Problem to work on » Every line of the material is to be repeated exactly as it stands.
==== Data shown ====
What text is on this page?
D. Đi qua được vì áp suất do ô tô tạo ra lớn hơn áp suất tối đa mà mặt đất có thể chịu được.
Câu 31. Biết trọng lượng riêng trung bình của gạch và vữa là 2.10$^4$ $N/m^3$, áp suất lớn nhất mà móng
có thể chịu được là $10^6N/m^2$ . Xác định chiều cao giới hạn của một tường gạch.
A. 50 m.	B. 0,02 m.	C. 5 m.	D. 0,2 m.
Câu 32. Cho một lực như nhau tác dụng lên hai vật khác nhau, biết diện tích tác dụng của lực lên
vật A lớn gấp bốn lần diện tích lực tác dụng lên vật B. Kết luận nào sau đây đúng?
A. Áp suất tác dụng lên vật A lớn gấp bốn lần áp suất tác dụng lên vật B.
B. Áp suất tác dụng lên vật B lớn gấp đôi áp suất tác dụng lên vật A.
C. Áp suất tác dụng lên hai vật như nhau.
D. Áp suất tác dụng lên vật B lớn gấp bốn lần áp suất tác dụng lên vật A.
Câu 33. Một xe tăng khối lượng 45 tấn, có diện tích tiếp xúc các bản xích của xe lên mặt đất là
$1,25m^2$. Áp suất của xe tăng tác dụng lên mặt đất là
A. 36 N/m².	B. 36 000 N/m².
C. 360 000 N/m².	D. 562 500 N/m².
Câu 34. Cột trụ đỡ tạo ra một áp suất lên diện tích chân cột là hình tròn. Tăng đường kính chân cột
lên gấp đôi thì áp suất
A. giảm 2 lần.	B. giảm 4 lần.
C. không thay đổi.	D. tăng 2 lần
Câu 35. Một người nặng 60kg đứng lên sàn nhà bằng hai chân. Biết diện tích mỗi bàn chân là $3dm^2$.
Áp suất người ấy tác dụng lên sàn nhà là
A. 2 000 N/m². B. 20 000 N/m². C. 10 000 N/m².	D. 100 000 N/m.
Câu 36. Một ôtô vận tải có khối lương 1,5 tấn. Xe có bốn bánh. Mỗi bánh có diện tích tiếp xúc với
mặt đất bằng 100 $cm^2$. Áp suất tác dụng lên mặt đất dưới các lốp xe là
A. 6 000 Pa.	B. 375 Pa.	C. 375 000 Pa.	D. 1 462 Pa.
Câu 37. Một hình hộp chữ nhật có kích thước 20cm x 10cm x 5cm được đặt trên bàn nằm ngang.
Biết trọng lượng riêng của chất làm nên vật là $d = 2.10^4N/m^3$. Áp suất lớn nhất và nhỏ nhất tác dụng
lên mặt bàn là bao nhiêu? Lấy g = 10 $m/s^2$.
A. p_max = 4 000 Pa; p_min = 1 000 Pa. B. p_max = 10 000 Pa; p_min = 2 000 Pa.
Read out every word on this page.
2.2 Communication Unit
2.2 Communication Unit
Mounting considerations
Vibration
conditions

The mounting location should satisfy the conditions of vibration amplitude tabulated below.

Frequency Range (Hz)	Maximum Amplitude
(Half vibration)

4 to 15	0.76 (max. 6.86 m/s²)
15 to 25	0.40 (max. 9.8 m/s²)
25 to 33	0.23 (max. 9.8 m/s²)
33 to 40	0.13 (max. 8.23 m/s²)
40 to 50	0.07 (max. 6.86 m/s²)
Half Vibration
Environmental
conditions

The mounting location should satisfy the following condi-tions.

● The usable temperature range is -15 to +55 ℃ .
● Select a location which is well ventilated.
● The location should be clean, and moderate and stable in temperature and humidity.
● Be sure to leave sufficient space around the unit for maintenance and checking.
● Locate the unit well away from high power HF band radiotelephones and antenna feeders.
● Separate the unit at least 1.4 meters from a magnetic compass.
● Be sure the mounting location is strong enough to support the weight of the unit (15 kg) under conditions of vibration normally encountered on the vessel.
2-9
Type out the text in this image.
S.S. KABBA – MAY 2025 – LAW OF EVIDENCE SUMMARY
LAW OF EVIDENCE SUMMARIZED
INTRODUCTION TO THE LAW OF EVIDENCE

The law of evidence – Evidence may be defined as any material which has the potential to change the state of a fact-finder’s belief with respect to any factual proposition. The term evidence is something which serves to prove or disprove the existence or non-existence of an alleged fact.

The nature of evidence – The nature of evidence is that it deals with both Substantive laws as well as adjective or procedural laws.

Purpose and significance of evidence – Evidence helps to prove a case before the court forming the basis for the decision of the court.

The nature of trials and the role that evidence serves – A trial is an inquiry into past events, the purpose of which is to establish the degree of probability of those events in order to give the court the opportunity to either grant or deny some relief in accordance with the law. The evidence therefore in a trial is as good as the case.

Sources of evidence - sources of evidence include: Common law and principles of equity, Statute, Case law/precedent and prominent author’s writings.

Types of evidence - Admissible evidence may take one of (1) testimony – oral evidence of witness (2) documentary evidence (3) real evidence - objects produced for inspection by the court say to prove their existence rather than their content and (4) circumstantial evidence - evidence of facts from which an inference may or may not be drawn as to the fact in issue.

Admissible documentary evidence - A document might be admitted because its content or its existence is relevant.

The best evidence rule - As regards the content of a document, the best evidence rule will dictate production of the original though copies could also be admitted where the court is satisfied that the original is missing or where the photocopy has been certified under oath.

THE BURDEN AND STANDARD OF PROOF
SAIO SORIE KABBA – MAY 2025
====
Response to this exercise »
What text is on this page?
D. Đi qua được vì áp suất do ô tô tạo ra lớn hơn áp suất tối đa mà mặt đất có thể chịu được.
Câu 31. Biết trọng lượng riêng trung bình của gạch và vữa là 2.10$^4$ $N/m^3$, áp suất lớn nhất mà móng
có thể chịu được là $10^6N/m^2$ . Xác định chiều cao giới hạn của một tường gạch.
A. 50 m.	B. 0,02 m.	C. 5 m.	D. 0,2 m.
Câu 32. Cho một lực như nhau tác dụng lên hai vật khác nhau, biết diện tích tác dụng của lực lên
vật A lớn gấp bốn lần diện tích lực tác dụng lên vật B. Kết luận nào sau đây đúng?
A. Áp suất tác dụng lên vật A lớn gấp bốn lần áp suất tác dụng lên vật B.
B. Áp suất tác dụng lên vật B lớn gấp đôi áp suất tác dụng lên vật A.
C. Áp suất tác dụng lên hai vật như nhau.
D. Áp suất tác dụng lên vật B lớn gấp bốn lần áp suất tác dụng lên vật A.
Câu 33. Một xe tăng khối lượng 45 tấn, có diện tích tiếp xúc các bản xích của xe lên mặt đất là
$1,25m^2$. Áp suất của xe tăng tác dụng lên mặt đất là
A. 36 N/m².	B. 36 000 N/m².
C. 360 000 N/m².	D. 562 500 N/m².
Câu 34. Cột trụ đỡ tạo ra một áp suất lên diện tích chân cột là hình tròn. Tăng đường kính chân cột
lên gấp đôi thì áp suất
A. giảm 2 lần.	B. giảm 4 lần.
C. không thay đổi.	D. tăng 2 lần
Câu 35. Một người nặng 60kg đứng lên sàn nhà bằng hai chân. Biết diện tích mỗi bàn chân là $3dm^2$.
Áp suất người ấy tác dụng lên sàn nhà là
A. 2 000 N/m². B. 20 000 N/m². C. 10 000 N/m².	D. 100 000 N/m.
Câu 36. Một ôtô vận tải có khối lương 1,5 tấn. Xe có bốn bánh. Mỗi bánh có diện tích tiếp xúc với
mặt đất bằng 100 $cm^2$. Áp suất tác dụng lên mặt đất dưới các lốp xe là
A. 6 000 Pa.	B. 375 Pa.	C. 375 000 Pa.	D. 1 462 Pa.
Câu 37. Một hình hộp chữ nhật có kích thước 20cm x 10cm x 5cm được đặt trên bàn nằm ngang.
Biết trọng lượng riêng của chất làm nên vật là $d = 2.10^4N/m^3$. Áp suất lớn nhất và nhỏ nhất tác dụng
lên mặt bàn là bao nhiêu? Lấy g = 10 $m/s^2$.
A. p_max = 4 000 Pa; p_min = 1 000 Pa. B. p_max = 10 000 Pa; p_min = 2 000 Pa.
Read out every word on this page.
2.2 Communication Unit
2.2 Communication Unit
Mounting considerations
Vibration
conditions

The mounting location should satisfy the conditions of vibration amplitude tabulated below.

Frequency Range (Hz)	Maximum Amplitude
(Half vibration)

4 to 15	0.76 (max. 6.86 m/s²)
15 to 25	0.40 (max. 9.8 m/s²)
25 to 33	0.23 (max. 9.8 m/s²)
33 to 40	0.13 (max. 8.23 m/s²)
40 to 50	0.07 (max. 6.86 m/s²)
Half Vibration
Environmental
conditions

The mounting location should satisfy the following condi-tions.

● The usable temperature range is -15 to +55 ℃ .
● Select a location which is well ventilated.
● The location should be clean, and moderate and stable in temperature and humidity.
● Be sure to leave sufficient space around the unit for maintenance and checking.
● Locate the unit well away from high power HF band radiotelephones and antenna feeders.
● Separate the unit at least 1.4 meters from a magnetic compass.
● Be sure the mounting location is strong enough to support the weight of the unit (15 kg) under conditions of vibration normally encountered on the vessel.
2-9
Type out the text in this image.
S.S. KABBA – MAY 2025 – LAW OF EVIDENCE SUMMARY
LAW OF EVIDENCE SUMMARIZED
INTRODUCTION TO THE LAW OF EVIDENCE

The law of evidence – Evidence may be defined as any material which has the potential to change the state of a fact-finder’s belief with respect to any factual proposition. The term evidence is something which serves to prove or disprove the existence or non-existence of an alleged fact.

The nature of evidence – The nature of evidence is that it deals with both Substantive laws as well as adjective or procedural laws.

Purpose and significance of evidence – Evidence helps to prove a case before the court forming the basis for the decision of the court.

The nature of trials and the role that evidence serves – A trial is an inquiry into past events, the purpose of which is to establish the degree of probability of those events in order to give the court the opportunity to either grant or deny some relief in accordance with the law. The evidence therefore in a trial is as good as the case.

Sources of evidence - sources of evidence include: Common law and principles of equity, Statute, Case law/precedent and prominent author’s writings.

Types of evidence - Admissible evidence may take one of (1) testimony – oral evidence of witness (2) documentary evidence (3) real evidence - objects produced for inspection by the court say to prove their existence rather than their content and (4) circumstantial evidence - evidence of facts from which an inference may or may not be drawn as to the fact in issue.

Admissible documentary evidence - A document might be admitted because its content or its existence is relevant.

The best evidence rule - As regards the content of a document, the best evidence rule will dictate production of the original though copies could also be admitted where the court is satisfied that the original is missing or where the photocopy has been certified under oath.

THE BURDEN AND STANDARD OF PROOF
SAIO SORIE KABBA – MAY 2025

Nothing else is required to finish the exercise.